[START OF Document]

# Actimousse Plus - Pics inside



## ipwn (Dec 1, 2009)

25l of actimousse cost around 40 quid.

Used 200ml topped with 800ml water.

Foamed the car and pressure washed off with a kranzle 130 bar, that is it, no bilberry or tardis or anything like that. Only snow foam.

1 1/2 years of ownership for the rep. Rarely cleaned, 40k covered.

This car has NEVER been detailied, never had wax applied or anything like that.

The chrome is all fine etc. Regarding the wax stripping, I am testing it on my car atm, so far it hasn't stripped any of my wax running at this dilution and I am into the 3rd wash. No signs of less beading or anything like that.

I have marked an X into the dirt in the pic below, if there is any sign of dirt left over whatsoever, you will be able to make it out in the pics below.









































































I left the vectra to dry itself naturally.

I rubbed my fingers along the bodywork and there was next to no dirt whatsoever.

Cleaning power this blows BH out of the park. Just gonna have to wait and see to see what goes on with the wax test 

Expect the results in 4 weeks :thumb:

PS if you want any more/other pics let me know


----------



## bjarvis2785 (Oct 4, 2008)

looks impressive from the pics... 

What was the dwell time on that?


----------



## ipwn (Dec 1, 2009)

I just went out and stroked the paint work again.

No crap on there whatsoever.

Dwell time is around 6 -7 minutes


----------



## Guest (Jul 24, 2009)

That has got to be pretty caustic to have such a cleaning effect, especially on the wheels, with just cold water alone.


----------



## bjarvis2785 (Oct 4, 2008)

Phisp said:


> That has got to be pretty caustic to have such a cleaning effect, especially on the wheels, with just cold water alone.


That's what i was thinking...

Was there any wax/sealant on the car before hand, more to the point is there any left on?
Just wondering if you have tested beading/sheeting since doing it (if there was an LSP applied prior to this i mean).

[END OF Document]
[START OF Given data]

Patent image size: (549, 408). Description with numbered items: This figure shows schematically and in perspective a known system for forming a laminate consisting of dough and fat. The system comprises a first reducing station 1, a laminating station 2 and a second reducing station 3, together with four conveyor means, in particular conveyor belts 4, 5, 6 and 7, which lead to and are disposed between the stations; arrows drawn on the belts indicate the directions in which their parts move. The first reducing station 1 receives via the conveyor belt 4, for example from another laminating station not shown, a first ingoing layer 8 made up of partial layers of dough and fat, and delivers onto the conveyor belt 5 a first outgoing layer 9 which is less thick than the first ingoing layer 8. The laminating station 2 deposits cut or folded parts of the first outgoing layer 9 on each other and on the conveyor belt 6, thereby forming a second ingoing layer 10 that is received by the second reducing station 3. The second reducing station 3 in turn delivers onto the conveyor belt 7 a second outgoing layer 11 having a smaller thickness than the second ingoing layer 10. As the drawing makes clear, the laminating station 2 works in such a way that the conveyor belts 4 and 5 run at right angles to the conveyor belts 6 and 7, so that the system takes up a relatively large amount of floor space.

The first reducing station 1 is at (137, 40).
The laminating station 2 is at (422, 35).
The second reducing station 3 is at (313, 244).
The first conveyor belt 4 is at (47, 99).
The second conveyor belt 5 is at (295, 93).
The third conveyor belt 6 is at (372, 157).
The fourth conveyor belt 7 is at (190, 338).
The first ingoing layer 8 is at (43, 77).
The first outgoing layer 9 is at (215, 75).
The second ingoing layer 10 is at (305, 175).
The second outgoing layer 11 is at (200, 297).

[END OF Given data]

Complete the following:
- a) According to the Actimousse thread, how long was the dwell time?
- b) Echo the Actimousse thread word for word from "This car has" to "the pics below.".
- c) Carry on the Actimousse snow foam thread from its last line.

Answers for the exercise:
- a) Around 6 to 7 minutes.

- b)
This car has NEVER been detailied, never had wax applied or anything like that.

The chrome is all fine etc. Regarding the wax stripping, I am testing it on my car atm, so far it hasn't stripped any of my wax running at this dilution and I am into the 3rd wash. No signs of less beading or anything like that.

I have marked an X into the dirt in the pic below, if there is any sign of dirt left over whatsoever, you will be able to make it out in the pics below.

- c)
It may be a good product for a really dirty car that needs to be stripped right down bare for claying, polishing then LSP...


----------



## ipwn (Dec 1, 2009)

Read the text in my op


----------



## chrisc (Jun 15, 2008)

im getting a tub tuesday of my local rep


----------



## bjarvis2785 (Oct 4, 2008)

ipwn said:


> Read the text in my op


ah yes, apologies... skipped through the text straight to the action shots 

will wait for the wax tests then :thumb:


----------



## Guest (Jul 24, 2009)

ipwn said:


> The chrome is all fine etc. Regarding the wax stripping, I am testing it on my car atm, so far it hasn't stripped any of my wax running at this dilution and I am into the 3rd wash. No signs of less beading or anything like that.


What wax are you using, out of interest?

Edit to add that I would find it interesting for a chemist (or someone with the appropriate knowledge) to take a look at the MSDS for this product - Actimousse Plus. Link to AutoSmart's COSHH information can be found here. The two substances that stand out to me are 2-Butoxyethanol and Sodium Hydroxide.

I'll be interested in the longer term wax test result, but both those substances do seem ideal for removing any wax/sealant.


----------



## ipwn (Dec 1, 2009)

ATM I am using colls 915.

I have done 4 washes now with the 330d and the wax is still there and beading fine


----------



## budd (Jul 4, 2007)

how do you introduce the snow foam solution into the pressure wash system?, usually you have to use a different lance or lance attachment , but I can't see a attachment in the pics, or are you adding it via a chemical pick up just after the pump, I've thought about using foam but my pressure washer is a 6.5 hp honda powered Clarke with a replacement lance (which looks just like the one in your pic) and so for I can't find a 'foamer' that will fit on my lance, they all seem to use plastic fittings for domestic washers like Karcher etc


----------



## ipwn (Dec 1, 2009)

Ahh I have a HD lance and use a 3/8 male tube. I have a pic at my other comp.


----------



## Neil_S (Oct 26, 2005)

First thoughts when seeing apparent high performance is to question what is in this stuff, having a look it sounds like a pretty serious list of contents.

Would be interested to hear what people in the know think about these list of contents.

2-BUTOXYETHANOL 1-5%

3-Lauramidopropyl trimethyl ammonium methyl sulfate < 1%

ALKYLAMINE DICARBOXYLATE 1-5%

FATTY ALCOHOL ETHOXYLATE 5-10%

NITRILOTRIACETIC ACID TRISODIUM SALT 5-10%

SODIUM HYDROXIDE 1-5%


I'm not an expert by any means but isn't Sodium Hydroxide caustic soda?


----------



## PJS (Aug 18, 2007)

It's well known AS AM is a foaming TFR, and a caustic one at that.
Making the claim that it knocks BH AF out of the park is akin to exclaiming how well a matchstick starts a fire compared to two bits of wood.
It's a no brainer, and explains why it's sold in the trade sector rather than retail.


----------



## budd (Jul 4, 2007)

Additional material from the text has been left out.